▸ Exercise details: Restate all the material verbatim, except for the pictures.

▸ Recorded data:
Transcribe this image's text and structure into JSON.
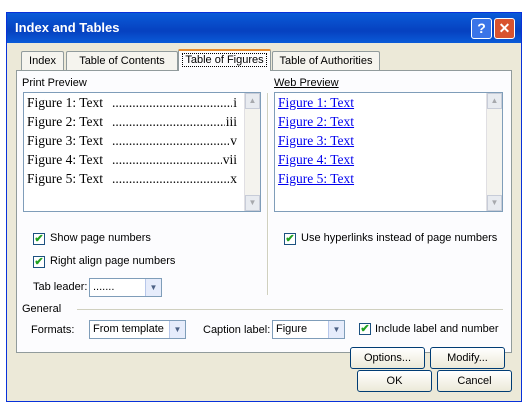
{
  "window": {
    "title": "Index and Tables"
  },
  "tabs": [
    {
      "label": "Index"
    },
    {
      "label": "Table of Contents"
    },
    {
      "label": "Table of Figures"
    },
    {
      "label": "Table of Authorities"
    }
  ],
  "print_preview": {
    "label": "Print Preview",
    "entries": [
      {
        "text": "Figure 1: Text",
        "page": "i"
      },
      {
        "text": "Figure 2: Text",
        "page": "iii"
      },
      {
        "text": "Figure 3: Text",
        "page": "v"
      },
      {
        "text": "Figure 4: Text",
        "page": "vii"
      },
      {
        "text": "Figure 5: Text",
        "page": "x"
      }
    ]
  },
  "web_preview": {
    "label": "Web Preview",
    "entries": [
      "Figure 1: Text",
      "Figure 2: Text",
      "Figure 3: Text",
      "Figure 4: Text",
      "Figure 5: Text"
    ]
  },
  "options": {
    "show_page_numbers": {
      "label": "Show page numbers",
      "checked": true
    },
    "right_align": {
      "label": "Right align page numbers",
      "checked": true
    },
    "use_hyperlinks": {
      "label": "Use hyperlinks instead of page numbers",
      "checked": true
    },
    "include_label": {
      "label": "Include label and number",
      "checked": true
    }
  },
  "tab_leader": {
    "label": "Tab leader:",
    "value": "......."
  },
  "general": {
    "label": "General",
    "formats_label": "Formats:",
    "formats_value": "From template",
    "caption_label": "Caption label:",
    "caption_value": "Figure"
  },
  "buttons": {
    "options": "Options...",
    "modify": "Modify...",
    "ok": "OK",
    "cancel": "Cancel"
  },
  "icons": {
    "help": "?",
    "close": "✕",
    "check": "✔",
    "arrow_up": "▲",
    "arrow_down": "▼"
  }
}
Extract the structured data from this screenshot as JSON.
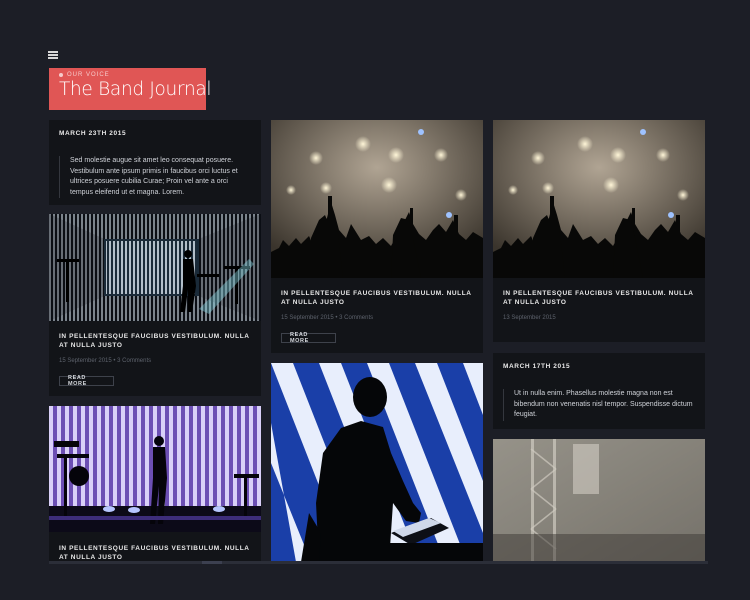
{
  "header": {
    "kicker": "OUR VOICE",
    "title": "The Band Journal"
  },
  "cards": {
    "quote1": {
      "date": "MARCH 23TH 2015",
      "text": "Sed molestie augue sit amet leo consequat posuere. Vestibulum ante ipsum primis in faucibus orci luctus et ultrices posuere cubilia Curae; Proin vel ante a orci tempus eleifend ut et magna. Lorem."
    },
    "post1": {
      "title": "IN PELLENTESQUE FAUCIBUS VESTIBULUM. NULLA AT NULLA JUSTO",
      "meta": "15 September 2015 • 3 Comments",
      "button": "READ MORE"
    },
    "post2": {
      "title": "IN PELLENTESQUE FAUCIBUS VESTIBULUM. NULLA AT NULLA JUSTO",
      "meta": "15 September 2015 • 3 Comments",
      "button": "READ MORE"
    },
    "post3": {
      "title": "IN PELLENTESQUE FAUCIBUS VESTIBULUM. NULLA AT NULLA JUSTO",
      "meta": "13 September 2015"
    },
    "quote2": {
      "date": "MARCH 17TH 2015",
      "text": "Ut in nulla enim. Phasellus molestie magna non est bibendum non venenatis nisl tempor. Suspendisse dictum feugiat."
    },
    "post4": {
      "title": "IN PELLENTESQUE FAUCIBUS VESTIBULUM. NULLA AT NULLA JUSTO"
    }
  },
  "icons": {
    "menu": "hamburger-menu-icon",
    "kicker": "dot-icon"
  },
  "colors": {
    "accent": "#e05655",
    "background": "#1c1e26",
    "card": "#121418"
  }
}
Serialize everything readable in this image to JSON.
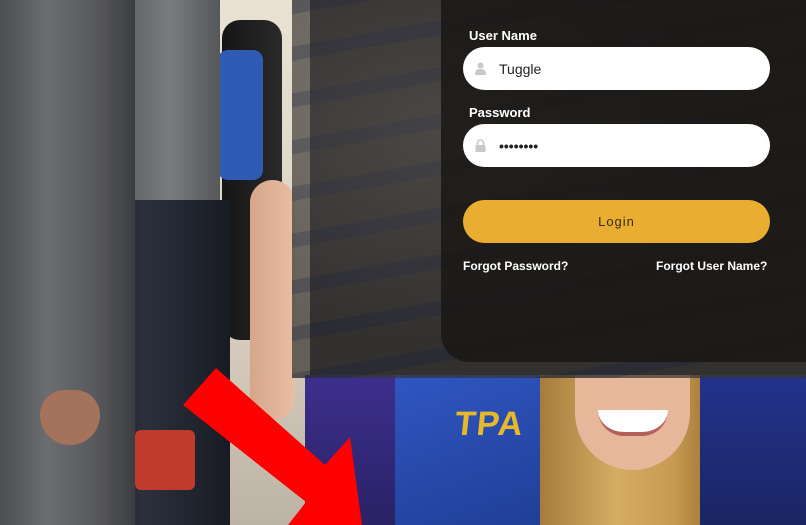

▸ Written answer:
Transcribe this image's text and structure into JSON.
{
  "window": {
    "title": "Index and Tables"
  },
  "tabs": [
    {
      "label": "Index"
    },
    {
      "label": "Table of Contents"
    },
    {
      "label": "Table of Figures"
    },
    {
      "label": "Table of Authorities"
    }
  ],
  "print_preview": {
    "label": "Print Preview",
    "entries": [
      {
        "text": "Figure 1: Text",
        "page": "i"
      },
      {
        "text": "Figure 2: Text",
        "page": "iii"
      },
      {
        "text": "Figure 3: Text",
        "page": "v"
      },
      {
        "text": "Figure 4: Text",
        "page": "vii"
      },
      {
        "text": "Figure 5: Text",
        "page": "x"
      }
    ]
  },
  "web_preview": {
    "label": "Web Preview",
    "entries": [
      "Figure 1: Text",
      "Figure 2: Text",
      "Figure 3: Text",
      "Figure 4: Text",
      "Figure 5: Text"
    ]
  },
  "options": {
    "show_page_numbers": {
      "label": "Show page numbers",
      "checked": true
    },
    "right_align": {
      "label": "Right align page numbers",
      "checked": true
    },
    "use_hyperlinks": {
      "label": "Use hyperlinks instead of page numbers",
      "checked": true
    },
    "include_label": {
      "label": "Include label and number",
      "checked": true
    }
  },
  "tab_leader": {
    "label": "Tab leader:",
    "value": "......."
  },
  "general": {
    "label": "General",
    "formats_label": "Formats:",
    "formats_value": "From template",
    "caption_label": "Caption label:",
    "caption_value": "Figure"
  },
  "buttons": {
    "options": "Options...",
    "modify": "Modify...",
    "ok": "OK",
    "cancel": "Cancel"
  },
  "icons": {
    "help": "?",
    "close": "✕",
    "check": "✔",
    "arrow_up": "▲",
    "arrow_down": "▼"
  }
}
Extract the structured data from this screenshot as JSON.
{
  "header": {
    "kicker": "OUR VOICE",
    "title": "The Band Journal"
  },
  "cards": {
    "quote1": {
      "date": "MARCH 23TH 2015",
      "text": "Sed molestie augue sit amet leo consequat posuere. Vestibulum ante ipsum primis in faucibus orci luctus et ultrices posuere cubilia Curae; Proin vel ante a orci tempus eleifend ut et magna. Lorem."
    },
    "post1": {
      "title": "IN PELLENTESQUE FAUCIBUS VESTIBULUM. NULLA AT NULLA JUSTO",
      "meta": "15 September 2015 • 3 Comments",
      "button": "READ MORE"
    },
    "post2": {
      "title": "IN PELLENTESQUE FAUCIBUS VESTIBULUM. NULLA AT NULLA JUSTO",
      "meta": "15 September 2015 • 3 Comments",
      "button": "READ MORE"
    },
    "post3": {
      "title": "IN PELLENTESQUE FAUCIBUS VESTIBULUM. NULLA AT NULLA JUSTO",
      "meta": "13 September 2015"
    },
    "quote2": {
      "date": "MARCH 17TH 2015",
      "text": "Ut in nulla enim. Phasellus molestie magna non est bibendum non venenatis nisl tempor. Suspendisse dictum feugiat."
    },
    "post4": {
      "title": "IN PELLENTESQUE FAUCIBUS VESTIBULUM. NULLA AT NULLA JUSTO"
    }
  },
  "icons": {
    "menu": "hamburger-menu-icon",
    "kicker": "dot-icon"
  },
  "colors": {
    "accent": "#e05655",
    "background": "#1c1e26",
    "card": "#121418"
  }
}
Serialize everything readable in this image to JSON.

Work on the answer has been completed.